- _EXERCISE DETAILS_
Count every line that holds the string "title", and report the number alone.

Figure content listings
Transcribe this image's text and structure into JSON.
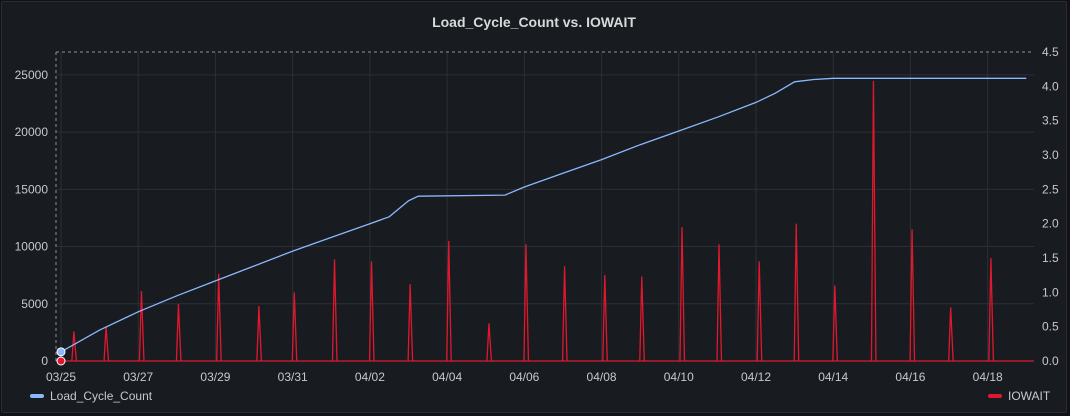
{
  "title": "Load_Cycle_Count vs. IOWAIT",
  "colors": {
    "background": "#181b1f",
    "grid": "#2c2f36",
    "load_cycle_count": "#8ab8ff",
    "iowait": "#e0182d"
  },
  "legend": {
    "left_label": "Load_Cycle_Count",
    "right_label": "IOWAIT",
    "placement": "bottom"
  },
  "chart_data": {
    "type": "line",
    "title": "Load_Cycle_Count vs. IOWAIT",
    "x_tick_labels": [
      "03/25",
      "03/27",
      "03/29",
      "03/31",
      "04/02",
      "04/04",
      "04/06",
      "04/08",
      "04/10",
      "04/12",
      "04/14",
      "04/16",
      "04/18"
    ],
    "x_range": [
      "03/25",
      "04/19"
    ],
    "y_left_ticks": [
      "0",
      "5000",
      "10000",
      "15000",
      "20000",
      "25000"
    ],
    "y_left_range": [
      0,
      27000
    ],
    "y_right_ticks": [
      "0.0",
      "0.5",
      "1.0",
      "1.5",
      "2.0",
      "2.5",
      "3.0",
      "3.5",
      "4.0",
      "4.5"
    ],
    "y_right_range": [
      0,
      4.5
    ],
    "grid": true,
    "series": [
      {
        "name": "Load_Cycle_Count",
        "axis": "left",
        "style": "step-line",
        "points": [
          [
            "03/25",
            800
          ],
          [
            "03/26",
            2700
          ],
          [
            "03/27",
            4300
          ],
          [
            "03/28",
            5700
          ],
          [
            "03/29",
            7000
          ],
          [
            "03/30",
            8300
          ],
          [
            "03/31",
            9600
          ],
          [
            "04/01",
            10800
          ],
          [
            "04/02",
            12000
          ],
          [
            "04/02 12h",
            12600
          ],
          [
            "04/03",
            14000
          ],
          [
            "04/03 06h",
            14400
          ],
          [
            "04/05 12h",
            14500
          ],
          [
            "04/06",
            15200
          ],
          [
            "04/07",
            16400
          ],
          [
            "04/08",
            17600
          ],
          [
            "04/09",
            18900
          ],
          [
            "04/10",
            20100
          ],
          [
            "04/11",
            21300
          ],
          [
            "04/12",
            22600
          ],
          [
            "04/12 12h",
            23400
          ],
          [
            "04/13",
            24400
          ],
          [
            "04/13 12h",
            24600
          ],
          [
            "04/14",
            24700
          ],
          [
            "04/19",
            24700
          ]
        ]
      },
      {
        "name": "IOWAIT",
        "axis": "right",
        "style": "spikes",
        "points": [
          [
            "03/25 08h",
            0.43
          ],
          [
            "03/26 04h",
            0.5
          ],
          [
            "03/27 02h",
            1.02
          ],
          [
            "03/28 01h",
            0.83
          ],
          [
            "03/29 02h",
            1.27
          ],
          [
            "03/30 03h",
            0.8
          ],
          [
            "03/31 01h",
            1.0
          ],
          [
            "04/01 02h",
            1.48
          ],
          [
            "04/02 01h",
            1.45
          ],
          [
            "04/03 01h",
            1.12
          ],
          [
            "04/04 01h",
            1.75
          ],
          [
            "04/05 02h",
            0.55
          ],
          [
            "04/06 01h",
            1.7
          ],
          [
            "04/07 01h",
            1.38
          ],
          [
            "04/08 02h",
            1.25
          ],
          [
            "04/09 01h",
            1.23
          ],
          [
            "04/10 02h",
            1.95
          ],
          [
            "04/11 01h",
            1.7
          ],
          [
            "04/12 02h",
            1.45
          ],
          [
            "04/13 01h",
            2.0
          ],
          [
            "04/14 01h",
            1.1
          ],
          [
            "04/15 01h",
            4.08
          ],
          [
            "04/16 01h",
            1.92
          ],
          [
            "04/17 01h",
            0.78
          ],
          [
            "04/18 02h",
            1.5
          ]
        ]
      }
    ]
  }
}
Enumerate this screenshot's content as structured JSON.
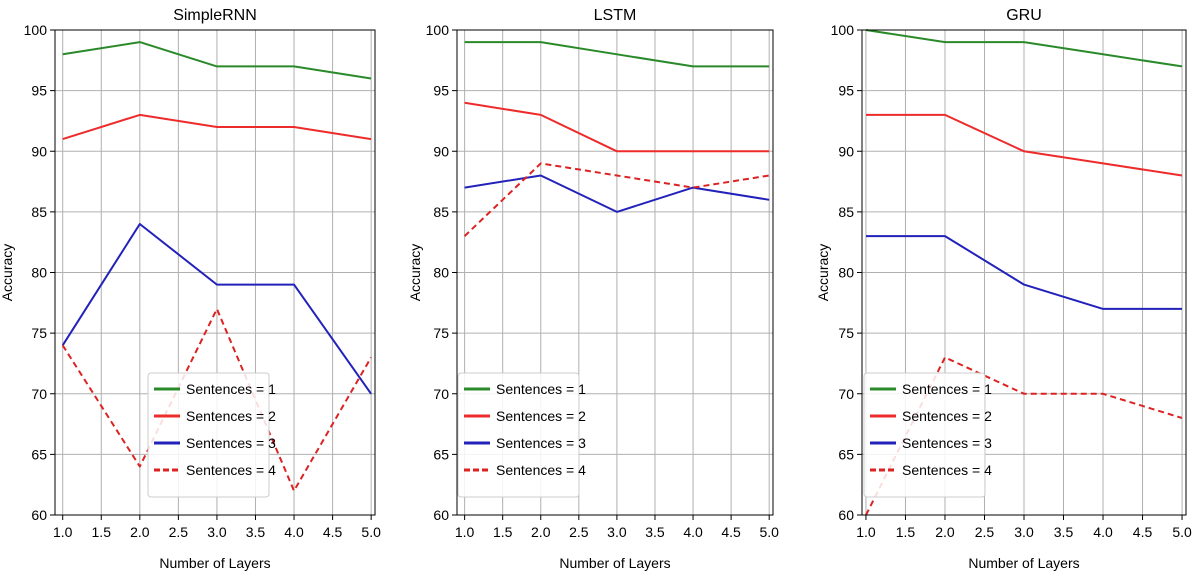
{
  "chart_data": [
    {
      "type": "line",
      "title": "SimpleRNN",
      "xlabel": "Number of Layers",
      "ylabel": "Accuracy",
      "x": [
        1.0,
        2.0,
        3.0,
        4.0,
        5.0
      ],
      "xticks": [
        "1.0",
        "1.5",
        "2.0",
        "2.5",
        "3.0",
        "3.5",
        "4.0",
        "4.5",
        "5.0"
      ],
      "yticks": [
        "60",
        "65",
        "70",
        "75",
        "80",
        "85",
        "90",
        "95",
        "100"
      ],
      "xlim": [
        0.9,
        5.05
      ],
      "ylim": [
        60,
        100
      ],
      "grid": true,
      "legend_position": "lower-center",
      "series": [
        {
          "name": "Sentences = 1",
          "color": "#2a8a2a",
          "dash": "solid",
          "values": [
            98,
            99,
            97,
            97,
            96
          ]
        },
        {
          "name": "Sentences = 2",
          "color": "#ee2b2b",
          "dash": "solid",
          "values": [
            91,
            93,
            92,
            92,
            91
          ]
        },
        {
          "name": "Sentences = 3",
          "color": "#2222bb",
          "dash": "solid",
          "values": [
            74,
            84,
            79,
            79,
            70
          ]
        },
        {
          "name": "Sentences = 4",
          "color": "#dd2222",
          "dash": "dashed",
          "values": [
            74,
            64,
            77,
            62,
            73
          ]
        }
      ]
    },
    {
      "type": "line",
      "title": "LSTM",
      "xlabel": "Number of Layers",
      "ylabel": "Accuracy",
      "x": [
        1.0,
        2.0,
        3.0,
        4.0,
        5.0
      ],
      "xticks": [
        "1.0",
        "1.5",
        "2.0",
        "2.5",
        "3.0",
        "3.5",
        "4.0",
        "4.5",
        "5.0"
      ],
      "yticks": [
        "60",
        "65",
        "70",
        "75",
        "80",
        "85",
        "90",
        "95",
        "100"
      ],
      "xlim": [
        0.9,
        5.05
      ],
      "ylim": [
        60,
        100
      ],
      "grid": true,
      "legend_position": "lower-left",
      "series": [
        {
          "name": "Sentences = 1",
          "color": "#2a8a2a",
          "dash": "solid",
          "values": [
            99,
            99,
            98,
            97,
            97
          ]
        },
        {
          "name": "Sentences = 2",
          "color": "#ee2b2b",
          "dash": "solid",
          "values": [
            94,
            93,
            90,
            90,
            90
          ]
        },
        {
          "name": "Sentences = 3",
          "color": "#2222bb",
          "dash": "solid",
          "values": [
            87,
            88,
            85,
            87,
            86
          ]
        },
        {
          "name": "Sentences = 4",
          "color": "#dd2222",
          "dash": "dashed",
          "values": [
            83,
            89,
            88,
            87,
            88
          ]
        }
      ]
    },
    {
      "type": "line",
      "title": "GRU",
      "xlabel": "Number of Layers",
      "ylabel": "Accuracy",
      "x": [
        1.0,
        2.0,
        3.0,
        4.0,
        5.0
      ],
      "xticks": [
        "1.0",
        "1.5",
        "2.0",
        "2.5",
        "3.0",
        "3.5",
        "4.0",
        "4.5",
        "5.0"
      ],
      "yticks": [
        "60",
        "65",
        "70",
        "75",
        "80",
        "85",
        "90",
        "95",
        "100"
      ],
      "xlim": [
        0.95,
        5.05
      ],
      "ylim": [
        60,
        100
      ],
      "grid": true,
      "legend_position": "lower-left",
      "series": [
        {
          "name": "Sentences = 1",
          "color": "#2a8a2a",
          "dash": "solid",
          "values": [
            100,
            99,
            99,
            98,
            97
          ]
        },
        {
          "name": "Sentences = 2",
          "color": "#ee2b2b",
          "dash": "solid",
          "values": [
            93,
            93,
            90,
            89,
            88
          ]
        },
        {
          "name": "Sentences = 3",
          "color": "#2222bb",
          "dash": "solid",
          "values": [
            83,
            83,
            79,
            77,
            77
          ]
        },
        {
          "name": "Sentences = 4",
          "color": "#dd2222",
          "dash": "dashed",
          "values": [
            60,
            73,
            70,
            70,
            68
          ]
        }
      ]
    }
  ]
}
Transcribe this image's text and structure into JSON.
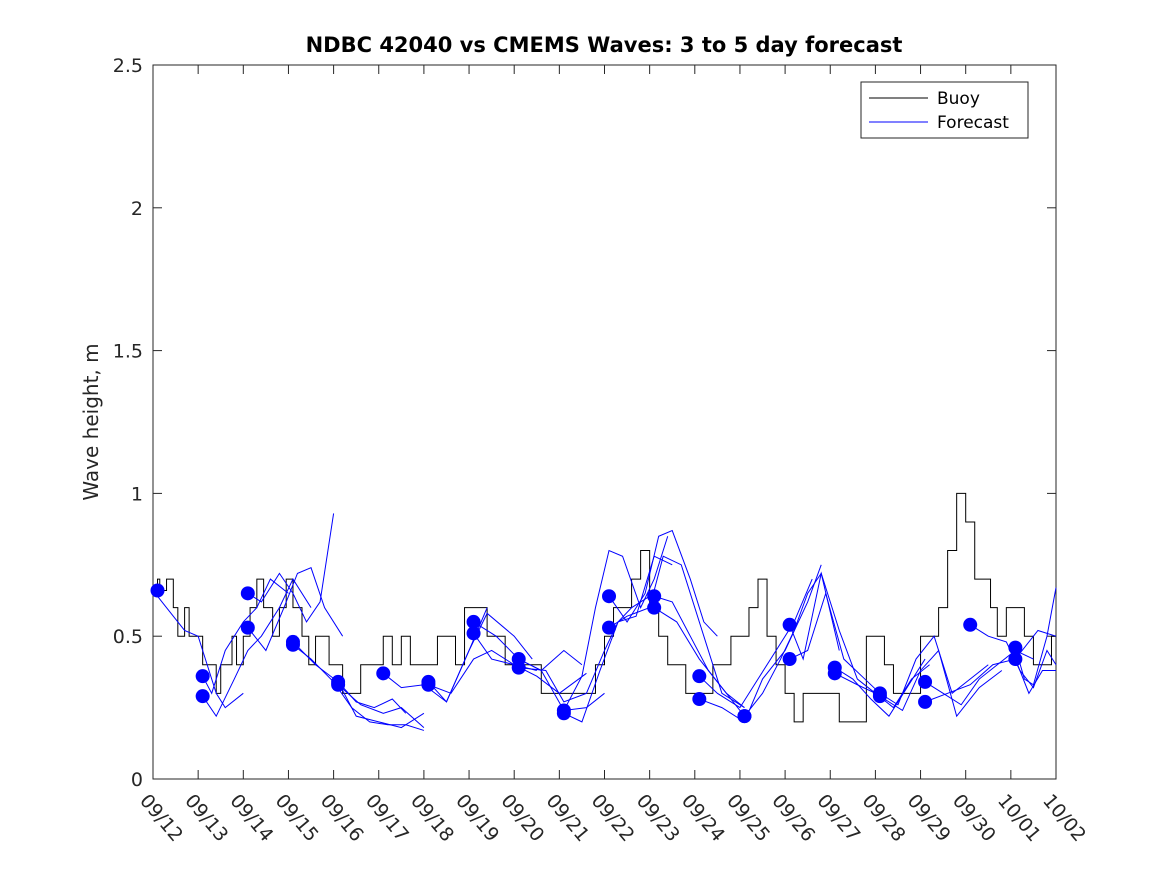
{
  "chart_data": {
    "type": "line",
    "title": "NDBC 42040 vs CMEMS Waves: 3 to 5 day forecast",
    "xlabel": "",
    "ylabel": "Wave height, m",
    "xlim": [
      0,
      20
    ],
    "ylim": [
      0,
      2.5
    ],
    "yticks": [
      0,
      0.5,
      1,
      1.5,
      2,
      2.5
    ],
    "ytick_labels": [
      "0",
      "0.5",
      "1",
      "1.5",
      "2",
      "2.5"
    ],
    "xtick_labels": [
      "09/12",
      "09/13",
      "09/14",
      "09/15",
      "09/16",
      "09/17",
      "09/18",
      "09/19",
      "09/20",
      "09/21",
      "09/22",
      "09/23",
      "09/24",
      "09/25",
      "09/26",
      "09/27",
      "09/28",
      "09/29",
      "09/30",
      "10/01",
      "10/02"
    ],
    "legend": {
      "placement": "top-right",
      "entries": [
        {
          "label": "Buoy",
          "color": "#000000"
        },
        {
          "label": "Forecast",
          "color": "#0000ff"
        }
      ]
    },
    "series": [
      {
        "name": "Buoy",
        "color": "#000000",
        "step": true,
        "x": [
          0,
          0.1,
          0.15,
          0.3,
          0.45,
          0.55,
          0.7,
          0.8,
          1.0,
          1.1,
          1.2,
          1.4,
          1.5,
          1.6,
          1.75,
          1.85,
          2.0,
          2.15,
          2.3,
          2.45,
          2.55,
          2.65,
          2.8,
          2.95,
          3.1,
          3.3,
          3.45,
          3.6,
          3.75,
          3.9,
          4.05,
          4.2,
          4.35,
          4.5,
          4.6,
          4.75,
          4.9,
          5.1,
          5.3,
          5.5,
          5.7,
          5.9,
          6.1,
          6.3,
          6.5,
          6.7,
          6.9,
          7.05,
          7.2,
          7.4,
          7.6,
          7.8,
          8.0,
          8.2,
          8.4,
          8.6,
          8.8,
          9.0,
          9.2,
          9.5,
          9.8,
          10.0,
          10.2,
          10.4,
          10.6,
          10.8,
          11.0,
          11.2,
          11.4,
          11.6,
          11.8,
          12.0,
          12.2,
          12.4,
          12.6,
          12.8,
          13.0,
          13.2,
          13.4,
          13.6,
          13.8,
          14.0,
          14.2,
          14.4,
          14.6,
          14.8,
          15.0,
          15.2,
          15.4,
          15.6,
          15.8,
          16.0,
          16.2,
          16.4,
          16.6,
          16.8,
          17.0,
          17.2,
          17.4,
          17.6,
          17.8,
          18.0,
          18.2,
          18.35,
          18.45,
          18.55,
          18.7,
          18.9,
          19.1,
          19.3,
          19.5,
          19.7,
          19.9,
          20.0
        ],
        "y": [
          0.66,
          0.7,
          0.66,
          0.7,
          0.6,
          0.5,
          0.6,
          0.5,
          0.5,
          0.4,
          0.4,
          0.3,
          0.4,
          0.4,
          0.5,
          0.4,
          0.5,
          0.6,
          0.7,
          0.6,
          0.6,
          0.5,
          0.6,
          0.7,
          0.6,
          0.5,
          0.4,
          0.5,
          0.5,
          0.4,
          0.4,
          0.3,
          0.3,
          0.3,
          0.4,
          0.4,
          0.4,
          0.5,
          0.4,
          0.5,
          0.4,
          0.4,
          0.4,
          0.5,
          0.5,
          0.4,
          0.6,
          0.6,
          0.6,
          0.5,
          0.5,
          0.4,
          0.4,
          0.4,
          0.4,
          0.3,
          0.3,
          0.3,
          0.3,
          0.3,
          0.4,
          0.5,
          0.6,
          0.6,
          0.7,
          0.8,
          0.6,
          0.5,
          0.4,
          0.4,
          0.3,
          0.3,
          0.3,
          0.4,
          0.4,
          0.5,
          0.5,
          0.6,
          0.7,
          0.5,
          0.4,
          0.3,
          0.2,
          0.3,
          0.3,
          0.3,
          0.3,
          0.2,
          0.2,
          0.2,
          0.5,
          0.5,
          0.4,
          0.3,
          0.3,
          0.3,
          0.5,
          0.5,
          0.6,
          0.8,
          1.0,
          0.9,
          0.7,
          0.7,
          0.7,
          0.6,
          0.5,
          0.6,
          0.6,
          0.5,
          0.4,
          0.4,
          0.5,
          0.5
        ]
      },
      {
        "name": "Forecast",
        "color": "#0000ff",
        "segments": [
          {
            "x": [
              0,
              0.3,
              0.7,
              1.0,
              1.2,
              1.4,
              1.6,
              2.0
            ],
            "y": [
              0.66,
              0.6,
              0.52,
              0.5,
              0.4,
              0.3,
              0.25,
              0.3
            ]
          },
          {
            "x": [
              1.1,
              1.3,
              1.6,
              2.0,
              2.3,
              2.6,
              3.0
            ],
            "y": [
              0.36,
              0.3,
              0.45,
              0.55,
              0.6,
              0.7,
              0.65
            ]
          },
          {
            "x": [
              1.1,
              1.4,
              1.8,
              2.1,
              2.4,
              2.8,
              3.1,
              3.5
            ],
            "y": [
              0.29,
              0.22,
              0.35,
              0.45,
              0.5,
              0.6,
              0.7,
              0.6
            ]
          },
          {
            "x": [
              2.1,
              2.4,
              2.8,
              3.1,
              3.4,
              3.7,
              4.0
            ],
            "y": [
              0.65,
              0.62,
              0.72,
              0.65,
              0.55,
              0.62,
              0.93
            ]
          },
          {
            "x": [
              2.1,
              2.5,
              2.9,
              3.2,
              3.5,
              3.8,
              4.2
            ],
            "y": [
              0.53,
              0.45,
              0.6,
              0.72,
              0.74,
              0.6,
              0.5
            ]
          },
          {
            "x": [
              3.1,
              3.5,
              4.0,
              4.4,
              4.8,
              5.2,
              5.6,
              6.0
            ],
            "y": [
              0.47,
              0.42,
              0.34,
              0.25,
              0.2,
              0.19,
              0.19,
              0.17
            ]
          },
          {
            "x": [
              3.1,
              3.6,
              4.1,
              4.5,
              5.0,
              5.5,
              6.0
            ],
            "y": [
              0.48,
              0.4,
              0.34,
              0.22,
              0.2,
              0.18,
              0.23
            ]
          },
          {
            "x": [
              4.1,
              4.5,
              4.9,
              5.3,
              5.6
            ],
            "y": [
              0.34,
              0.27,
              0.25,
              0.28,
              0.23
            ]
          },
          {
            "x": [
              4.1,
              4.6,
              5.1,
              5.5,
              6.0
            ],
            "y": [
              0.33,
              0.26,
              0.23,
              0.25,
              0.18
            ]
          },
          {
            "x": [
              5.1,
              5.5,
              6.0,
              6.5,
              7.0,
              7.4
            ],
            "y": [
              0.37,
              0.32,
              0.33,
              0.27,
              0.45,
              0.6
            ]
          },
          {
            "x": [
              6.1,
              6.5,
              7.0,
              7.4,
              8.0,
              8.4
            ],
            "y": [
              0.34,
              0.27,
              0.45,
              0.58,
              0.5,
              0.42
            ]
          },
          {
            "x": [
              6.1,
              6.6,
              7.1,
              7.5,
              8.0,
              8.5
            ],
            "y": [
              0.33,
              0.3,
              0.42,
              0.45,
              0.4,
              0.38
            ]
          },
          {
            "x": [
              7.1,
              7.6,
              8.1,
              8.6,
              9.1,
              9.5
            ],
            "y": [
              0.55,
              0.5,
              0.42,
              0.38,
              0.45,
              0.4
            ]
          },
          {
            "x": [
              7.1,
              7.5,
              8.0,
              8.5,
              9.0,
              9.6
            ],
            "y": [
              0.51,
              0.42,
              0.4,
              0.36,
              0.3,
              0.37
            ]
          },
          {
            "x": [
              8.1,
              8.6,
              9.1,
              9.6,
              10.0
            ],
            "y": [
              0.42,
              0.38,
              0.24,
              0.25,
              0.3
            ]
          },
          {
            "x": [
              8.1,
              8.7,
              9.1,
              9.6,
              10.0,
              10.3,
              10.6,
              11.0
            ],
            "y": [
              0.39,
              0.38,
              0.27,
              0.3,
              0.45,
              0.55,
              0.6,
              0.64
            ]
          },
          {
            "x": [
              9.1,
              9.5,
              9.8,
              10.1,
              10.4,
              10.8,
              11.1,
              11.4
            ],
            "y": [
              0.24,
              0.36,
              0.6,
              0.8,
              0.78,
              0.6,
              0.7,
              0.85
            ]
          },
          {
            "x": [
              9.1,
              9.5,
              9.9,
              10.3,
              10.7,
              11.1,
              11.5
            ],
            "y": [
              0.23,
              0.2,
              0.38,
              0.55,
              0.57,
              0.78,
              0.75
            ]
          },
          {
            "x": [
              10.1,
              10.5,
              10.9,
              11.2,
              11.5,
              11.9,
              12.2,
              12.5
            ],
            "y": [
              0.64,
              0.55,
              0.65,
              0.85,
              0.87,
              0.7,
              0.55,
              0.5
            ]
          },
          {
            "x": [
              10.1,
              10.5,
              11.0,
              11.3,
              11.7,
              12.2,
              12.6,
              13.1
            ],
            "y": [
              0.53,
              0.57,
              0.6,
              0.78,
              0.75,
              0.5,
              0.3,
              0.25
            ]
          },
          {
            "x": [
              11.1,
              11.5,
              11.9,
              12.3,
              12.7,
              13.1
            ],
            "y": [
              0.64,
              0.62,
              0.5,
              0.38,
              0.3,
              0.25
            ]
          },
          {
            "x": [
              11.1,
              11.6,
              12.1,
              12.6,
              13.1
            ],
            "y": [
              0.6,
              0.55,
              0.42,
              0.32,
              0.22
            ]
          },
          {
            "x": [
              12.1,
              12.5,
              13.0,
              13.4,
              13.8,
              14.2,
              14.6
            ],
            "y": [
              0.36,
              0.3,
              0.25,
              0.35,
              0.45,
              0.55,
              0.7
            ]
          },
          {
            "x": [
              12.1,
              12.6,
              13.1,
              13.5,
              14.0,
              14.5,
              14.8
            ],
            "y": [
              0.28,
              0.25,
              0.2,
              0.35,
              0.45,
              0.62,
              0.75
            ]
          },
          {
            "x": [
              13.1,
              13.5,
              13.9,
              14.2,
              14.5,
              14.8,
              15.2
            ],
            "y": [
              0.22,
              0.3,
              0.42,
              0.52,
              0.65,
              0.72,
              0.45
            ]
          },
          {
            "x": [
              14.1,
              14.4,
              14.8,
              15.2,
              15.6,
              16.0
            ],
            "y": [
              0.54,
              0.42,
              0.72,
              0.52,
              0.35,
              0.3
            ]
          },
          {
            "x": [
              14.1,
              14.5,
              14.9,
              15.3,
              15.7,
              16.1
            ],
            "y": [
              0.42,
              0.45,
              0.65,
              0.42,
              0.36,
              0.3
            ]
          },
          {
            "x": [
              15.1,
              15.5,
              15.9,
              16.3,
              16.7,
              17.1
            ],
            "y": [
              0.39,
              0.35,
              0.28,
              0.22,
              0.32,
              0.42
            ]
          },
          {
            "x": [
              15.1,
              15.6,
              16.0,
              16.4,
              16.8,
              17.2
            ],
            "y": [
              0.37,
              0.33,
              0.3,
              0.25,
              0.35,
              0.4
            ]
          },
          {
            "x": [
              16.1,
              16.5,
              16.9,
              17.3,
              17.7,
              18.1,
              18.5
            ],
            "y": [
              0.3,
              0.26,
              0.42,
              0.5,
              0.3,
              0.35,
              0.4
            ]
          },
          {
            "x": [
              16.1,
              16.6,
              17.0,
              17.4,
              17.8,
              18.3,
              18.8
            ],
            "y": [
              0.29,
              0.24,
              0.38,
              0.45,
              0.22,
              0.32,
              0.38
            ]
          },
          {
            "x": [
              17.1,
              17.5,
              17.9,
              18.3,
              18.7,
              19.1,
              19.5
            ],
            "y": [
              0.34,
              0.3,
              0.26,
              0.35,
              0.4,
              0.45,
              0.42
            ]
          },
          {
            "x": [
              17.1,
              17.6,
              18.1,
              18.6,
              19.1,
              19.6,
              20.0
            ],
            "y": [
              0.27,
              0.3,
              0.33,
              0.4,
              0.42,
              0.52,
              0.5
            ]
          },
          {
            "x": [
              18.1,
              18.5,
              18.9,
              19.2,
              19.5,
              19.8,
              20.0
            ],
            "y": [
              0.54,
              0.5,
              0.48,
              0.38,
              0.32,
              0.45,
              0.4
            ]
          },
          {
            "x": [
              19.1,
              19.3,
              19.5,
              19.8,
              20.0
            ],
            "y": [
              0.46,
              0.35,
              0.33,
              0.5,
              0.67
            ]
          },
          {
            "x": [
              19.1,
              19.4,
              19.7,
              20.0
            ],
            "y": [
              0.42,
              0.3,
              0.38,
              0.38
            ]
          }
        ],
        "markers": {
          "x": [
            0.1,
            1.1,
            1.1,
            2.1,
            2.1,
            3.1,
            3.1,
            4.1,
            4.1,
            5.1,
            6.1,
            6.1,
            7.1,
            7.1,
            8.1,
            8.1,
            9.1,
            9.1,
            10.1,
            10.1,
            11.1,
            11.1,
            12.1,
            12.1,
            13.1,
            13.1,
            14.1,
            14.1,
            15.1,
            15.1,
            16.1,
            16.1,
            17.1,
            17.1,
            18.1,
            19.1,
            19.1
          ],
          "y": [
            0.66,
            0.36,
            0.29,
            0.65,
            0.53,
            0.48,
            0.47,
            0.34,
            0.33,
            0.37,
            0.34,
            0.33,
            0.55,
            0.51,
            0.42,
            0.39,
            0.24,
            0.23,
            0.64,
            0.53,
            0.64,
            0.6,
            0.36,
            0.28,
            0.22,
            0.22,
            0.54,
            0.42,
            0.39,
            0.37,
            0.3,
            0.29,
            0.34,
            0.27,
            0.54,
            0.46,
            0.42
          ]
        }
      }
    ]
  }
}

- _ANSWER_
6